◆ Task details:
Starting at the line that contains "Extract all readable text from this page.", copy each line through the final one exactly as written.
____________________
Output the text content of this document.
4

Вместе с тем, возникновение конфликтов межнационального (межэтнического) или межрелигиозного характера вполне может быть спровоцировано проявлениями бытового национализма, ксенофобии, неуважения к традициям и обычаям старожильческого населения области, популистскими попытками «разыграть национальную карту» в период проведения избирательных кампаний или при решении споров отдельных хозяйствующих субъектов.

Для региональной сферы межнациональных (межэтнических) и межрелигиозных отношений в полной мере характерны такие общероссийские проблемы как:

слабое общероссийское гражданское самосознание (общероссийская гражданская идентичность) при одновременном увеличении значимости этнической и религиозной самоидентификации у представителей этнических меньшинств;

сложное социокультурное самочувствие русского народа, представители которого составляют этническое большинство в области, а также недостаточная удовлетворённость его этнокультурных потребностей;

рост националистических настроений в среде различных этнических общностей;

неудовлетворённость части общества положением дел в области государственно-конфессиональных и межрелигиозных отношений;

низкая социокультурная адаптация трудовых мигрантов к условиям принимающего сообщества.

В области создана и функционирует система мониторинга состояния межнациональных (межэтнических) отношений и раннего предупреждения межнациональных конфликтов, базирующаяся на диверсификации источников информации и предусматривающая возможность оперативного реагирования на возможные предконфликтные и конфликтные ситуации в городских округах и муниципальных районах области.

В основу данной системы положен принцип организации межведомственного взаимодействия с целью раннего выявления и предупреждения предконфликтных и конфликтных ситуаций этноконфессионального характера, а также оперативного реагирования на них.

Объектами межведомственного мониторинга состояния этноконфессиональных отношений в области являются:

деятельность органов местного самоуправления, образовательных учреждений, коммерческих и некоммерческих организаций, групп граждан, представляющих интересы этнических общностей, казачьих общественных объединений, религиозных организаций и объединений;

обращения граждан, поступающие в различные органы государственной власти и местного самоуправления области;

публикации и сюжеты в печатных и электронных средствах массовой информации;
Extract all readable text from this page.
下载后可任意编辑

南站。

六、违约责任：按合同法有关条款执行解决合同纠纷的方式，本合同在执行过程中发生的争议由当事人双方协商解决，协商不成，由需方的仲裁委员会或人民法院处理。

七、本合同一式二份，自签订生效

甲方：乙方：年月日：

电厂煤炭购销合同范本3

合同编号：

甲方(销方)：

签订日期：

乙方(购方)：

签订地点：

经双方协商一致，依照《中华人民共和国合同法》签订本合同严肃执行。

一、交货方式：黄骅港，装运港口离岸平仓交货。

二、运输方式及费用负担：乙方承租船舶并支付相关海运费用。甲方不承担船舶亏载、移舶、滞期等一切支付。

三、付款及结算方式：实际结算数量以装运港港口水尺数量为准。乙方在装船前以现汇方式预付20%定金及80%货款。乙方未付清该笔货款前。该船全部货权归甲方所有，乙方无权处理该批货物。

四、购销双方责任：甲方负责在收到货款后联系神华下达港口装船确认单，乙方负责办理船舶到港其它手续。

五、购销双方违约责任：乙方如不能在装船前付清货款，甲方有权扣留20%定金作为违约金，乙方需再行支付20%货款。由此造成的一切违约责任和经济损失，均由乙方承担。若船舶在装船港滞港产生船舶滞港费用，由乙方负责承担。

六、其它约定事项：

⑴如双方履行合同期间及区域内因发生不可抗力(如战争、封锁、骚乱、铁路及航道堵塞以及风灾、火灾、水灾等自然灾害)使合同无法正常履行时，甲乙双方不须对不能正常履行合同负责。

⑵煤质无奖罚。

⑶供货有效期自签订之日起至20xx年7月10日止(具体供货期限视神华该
____________________
◆ Result for this exercise:
Extract all readable text from this page.
下载后可任意编辑

南站。

六、违约责任：按合同法有关条款执行解决合同纠纷的方式，本合同在执行过程中发生的争议由当事人双方协商解决，协商不成，由需方的仲裁委员会或人民法院处理。

七、本合同一式二份，自签订生效

甲方：乙方：年月日：

电厂煤炭购销合同范本3

合同编号：

甲方(销方)：

签订日期：

乙方(购方)：

签订地点：

经双方协商一致，依照《中华人民共和国合同法》签订本合同严肃执行。

一、交货方式：黄骅港，装运港口离岸平仓交货。

二、运输方式及费用负担：乙方承租船舶并支付相关海运费用。甲方不承担船舶亏载、移舶、滞期等一切支付。

三、付款及结算方式：实际结算数量以装运港港口水尺数量为准。乙方在装船前以现汇方式预付20%定金及80%货款。乙方未付清该笔货款前。该船全部货权归甲方所有，乙方无权处理该批货物。

四、购销双方责任：甲方负责在收到货款后联系神华下达港口装船确认单，乙方负责办理船舶到港其它手续。

五、购销双方违约责任：乙方如不能在装船前付清货款，甲方有权扣留20%定金作为违约金，乙方需再行支付20%货款。由此造成的一切违约责任和经济损失，均由乙方承担。若船舶在装船港滞港产生船舶滞港费用，由乙方负责承担。

六、其它约定事项：

⑴如双方履行合同期间及区域内因发生不可抗力(如战争、封锁、骚乱、铁路及航道堵塞以及风灾、火灾、水灾等自然灾害)使合同无法正常履行时，甲乙双方不须对不能正常履行合同负责。

⑵煤质无奖罚。

⑶供货有效期自签订之日起至20xx年7月10日止(具体供货期限视神华该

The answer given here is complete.